(Task prompt):
Search the listing below for the word "subtitle" and copy each line that holds it.

** BEGIN **

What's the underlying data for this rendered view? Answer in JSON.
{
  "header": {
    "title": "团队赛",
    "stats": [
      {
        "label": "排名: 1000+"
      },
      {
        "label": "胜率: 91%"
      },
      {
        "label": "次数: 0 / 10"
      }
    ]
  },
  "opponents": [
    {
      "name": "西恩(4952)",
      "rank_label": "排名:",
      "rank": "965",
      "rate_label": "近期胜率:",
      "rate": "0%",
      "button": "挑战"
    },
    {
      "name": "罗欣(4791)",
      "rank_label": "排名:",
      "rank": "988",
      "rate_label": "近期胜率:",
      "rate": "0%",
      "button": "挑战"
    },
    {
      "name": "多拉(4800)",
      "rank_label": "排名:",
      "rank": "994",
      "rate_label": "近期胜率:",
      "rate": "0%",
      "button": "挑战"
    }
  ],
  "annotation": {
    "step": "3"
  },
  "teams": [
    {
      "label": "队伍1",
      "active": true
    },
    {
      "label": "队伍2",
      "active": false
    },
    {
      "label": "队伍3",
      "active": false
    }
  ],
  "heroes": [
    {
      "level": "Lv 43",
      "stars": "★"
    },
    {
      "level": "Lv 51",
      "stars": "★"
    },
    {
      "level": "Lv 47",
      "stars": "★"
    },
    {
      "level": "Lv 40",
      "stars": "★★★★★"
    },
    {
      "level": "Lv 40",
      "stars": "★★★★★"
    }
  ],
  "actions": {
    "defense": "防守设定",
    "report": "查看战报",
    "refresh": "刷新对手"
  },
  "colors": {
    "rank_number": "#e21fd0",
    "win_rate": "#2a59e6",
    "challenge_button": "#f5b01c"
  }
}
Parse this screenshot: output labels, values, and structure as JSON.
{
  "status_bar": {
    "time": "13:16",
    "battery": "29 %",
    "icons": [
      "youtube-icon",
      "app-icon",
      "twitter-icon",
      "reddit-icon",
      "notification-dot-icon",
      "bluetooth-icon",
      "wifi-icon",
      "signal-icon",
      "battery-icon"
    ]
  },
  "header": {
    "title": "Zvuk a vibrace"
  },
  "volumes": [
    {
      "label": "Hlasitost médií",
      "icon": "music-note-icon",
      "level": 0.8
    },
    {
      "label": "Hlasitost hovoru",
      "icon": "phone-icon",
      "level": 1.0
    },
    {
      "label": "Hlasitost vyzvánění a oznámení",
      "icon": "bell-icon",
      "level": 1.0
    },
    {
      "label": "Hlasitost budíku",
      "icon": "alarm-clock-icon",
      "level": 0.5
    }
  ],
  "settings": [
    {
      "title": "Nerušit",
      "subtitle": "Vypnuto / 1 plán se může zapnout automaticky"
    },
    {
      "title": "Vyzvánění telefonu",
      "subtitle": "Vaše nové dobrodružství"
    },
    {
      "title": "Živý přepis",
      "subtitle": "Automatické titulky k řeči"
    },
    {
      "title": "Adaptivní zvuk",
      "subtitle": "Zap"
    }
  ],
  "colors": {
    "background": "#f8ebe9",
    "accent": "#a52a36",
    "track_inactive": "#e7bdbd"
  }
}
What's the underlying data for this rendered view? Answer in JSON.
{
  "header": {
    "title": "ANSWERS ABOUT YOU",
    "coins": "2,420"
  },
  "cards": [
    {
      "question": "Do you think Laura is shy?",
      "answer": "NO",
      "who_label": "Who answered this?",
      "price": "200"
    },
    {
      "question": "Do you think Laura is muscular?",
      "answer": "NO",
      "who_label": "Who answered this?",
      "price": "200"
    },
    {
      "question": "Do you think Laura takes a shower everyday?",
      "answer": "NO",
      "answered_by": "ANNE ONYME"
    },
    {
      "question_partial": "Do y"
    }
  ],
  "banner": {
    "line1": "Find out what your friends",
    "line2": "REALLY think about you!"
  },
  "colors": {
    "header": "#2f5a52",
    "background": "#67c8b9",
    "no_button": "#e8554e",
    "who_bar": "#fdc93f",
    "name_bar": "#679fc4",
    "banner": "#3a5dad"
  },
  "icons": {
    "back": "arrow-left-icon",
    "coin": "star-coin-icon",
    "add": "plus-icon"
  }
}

** END **

(Exercise solution):
      "subtitle": "Vypnuto / 1 plán se může zapnout automaticky"
      "subtitle": "Vaše nové dobrodružství"
      "subtitle": "Automatické titulky k řeči"
      "subtitle": "Zap"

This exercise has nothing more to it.